LISTING:
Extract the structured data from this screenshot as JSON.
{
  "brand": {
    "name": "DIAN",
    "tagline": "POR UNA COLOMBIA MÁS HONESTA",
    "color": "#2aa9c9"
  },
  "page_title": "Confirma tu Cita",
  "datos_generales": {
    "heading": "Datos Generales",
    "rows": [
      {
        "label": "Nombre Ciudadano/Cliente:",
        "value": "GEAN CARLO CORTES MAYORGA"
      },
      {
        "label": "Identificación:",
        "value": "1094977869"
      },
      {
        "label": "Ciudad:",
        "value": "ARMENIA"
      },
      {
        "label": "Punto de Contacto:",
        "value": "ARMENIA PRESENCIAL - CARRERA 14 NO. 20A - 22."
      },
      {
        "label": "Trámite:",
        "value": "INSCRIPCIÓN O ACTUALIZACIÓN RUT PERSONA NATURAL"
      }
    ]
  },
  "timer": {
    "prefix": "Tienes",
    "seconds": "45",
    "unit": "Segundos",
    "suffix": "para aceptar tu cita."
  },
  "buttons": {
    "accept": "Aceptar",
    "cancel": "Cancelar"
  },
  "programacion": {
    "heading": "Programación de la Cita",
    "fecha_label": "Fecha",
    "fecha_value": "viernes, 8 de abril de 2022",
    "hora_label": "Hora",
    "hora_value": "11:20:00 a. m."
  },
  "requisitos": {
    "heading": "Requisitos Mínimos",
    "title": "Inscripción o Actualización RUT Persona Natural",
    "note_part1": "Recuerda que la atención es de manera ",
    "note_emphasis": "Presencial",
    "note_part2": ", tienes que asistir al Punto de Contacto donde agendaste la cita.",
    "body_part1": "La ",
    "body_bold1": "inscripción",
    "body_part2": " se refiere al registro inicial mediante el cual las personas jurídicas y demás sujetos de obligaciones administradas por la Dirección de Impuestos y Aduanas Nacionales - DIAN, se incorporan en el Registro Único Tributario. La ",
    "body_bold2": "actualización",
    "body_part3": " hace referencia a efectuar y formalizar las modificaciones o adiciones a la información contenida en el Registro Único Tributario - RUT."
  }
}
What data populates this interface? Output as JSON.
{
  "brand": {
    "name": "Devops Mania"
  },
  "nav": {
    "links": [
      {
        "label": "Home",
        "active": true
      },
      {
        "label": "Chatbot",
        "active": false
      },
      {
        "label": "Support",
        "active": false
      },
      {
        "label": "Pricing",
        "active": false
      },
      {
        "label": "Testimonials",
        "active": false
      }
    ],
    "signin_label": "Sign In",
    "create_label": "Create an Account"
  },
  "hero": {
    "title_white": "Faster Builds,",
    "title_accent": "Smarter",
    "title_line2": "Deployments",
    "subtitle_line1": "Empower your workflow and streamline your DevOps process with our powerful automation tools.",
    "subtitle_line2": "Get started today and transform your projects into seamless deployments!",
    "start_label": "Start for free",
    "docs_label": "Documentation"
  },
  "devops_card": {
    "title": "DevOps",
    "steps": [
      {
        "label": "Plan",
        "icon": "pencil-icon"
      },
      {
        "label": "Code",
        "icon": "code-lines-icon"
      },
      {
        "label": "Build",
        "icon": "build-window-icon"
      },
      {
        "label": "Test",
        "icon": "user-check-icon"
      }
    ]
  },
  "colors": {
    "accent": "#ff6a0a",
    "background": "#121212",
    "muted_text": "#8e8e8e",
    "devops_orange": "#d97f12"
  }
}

SET TASK: Copy out the data shown above without altering anything.

TASK RESULT:
Extract the structured data from this screenshot as JSON.
{
  "brand": {
    "name": "DIAN",
    "tagline": "POR UNA COLOMBIA MÁS HONESTA",
    "color": "#2aa9c9"
  },
  "page_title": "Confirma tu Cita",
  "datos_generales": {
    "heading": "Datos Generales",
    "rows": [
      {
        "label": "Nombre Ciudadano/Cliente:",
        "value": "GEAN CARLO CORTES MAYORGA"
      },
      {
        "label": "Identificación:",
        "value": "1094977869"
      },
      {
        "label": "Ciudad:",
        "value": "ARMENIA"
      },
      {
        "label": "Punto de Contacto:",
        "value": "ARMENIA PRESENCIAL - CARRERA 14 NO. 20A - 22."
      },
      {
        "label": "Trámite:",
        "value": "INSCRIPCIÓN O ACTUALIZACIÓN RUT PERSONA NATURAL"
      }
    ]
  },
  "timer": {
    "prefix": "Tienes",
    "seconds": "45",
    "unit": "Segundos",
    "suffix": "para aceptar tu cita."
  },
  "buttons": {
    "accept": "Aceptar",
    "cancel": "Cancelar"
  },
  "programacion": {
    "heading": "Programación de la Cita",
    "fecha_label": "Fecha",
    "fecha_value": "viernes, 8 de abril de 2022",
    "hora_label": "Hora",
    "hora_value": "11:20:00 a. m."
  },
  "requisitos": {
    "heading": "Requisitos Mínimos",
    "title": "Inscripción o Actualización RUT Persona Natural",
    "note_part1": "Recuerda que la atención es de manera ",
    "note_emphasis": "Presencial",
    "note_part2": ", tienes que asistir al Punto de Contacto donde agendaste la cita.",
    "body_part1": "La ",
    "body_bold1": "inscripción",
    "body_part2": " se refiere al registro inicial mediante el cual las personas jurídicas y demás sujetos de obligaciones administradas por la Dirección de Impuestos y Aduanas Nacionales - DIAN, se incorporan en el Registro Único Tributario. La ",
    "body_bold2": "actualización",
    "body_part3": " hace referencia a efectuar y formalizar las modificaciones o adiciones a la información contenida en el Registro Único Tributario - RUT."
  }
}
What data populates this interface? Output as JSON.
{
  "brand": {
    "name": "Devops Mania"
  },
  "nav": {
    "links": [
      {
        "label": "Home",
        "active": true
      },
      {
        "label": "Chatbot",
        "active": false
      },
      {
        "label": "Support",
        "active": false
      },
      {
        "label": "Pricing",
        "active": false
      },
      {
        "label": "Testimonials",
        "active": false
      }
    ],
    "signin_label": "Sign In",
    "create_label": "Create an Account"
  },
  "hero": {
    "title_white": "Faster Builds,",
    "title_accent": "Smarter",
    "title_line2": "Deployments",
    "subtitle_line1": "Empower your workflow and streamline your DevOps process with our powerful automation tools.",
    "subtitle_line2": "Get started today and transform your projects into seamless deployments!",
    "start_label": "Start for free",
    "docs_label": "Documentation"
  },
  "devops_card": {
    "title": "DevOps",
    "steps": [
      {
        "label": "Plan",
        "icon": "pencil-icon"
      },
      {
        "label": "Code",
        "icon": "code-lines-icon"
      },
      {
        "label": "Build",
        "icon": "build-window-icon"
      },
      {
        "label": "Test",
        "icon": "user-check-icon"
      }
    ]
  },
  "colors": {
    "accent": "#ff6a0a",
    "background": "#121212",
    "muted_text": "#8e8e8e",
    "devops_orange": "#d97f12"
  }
}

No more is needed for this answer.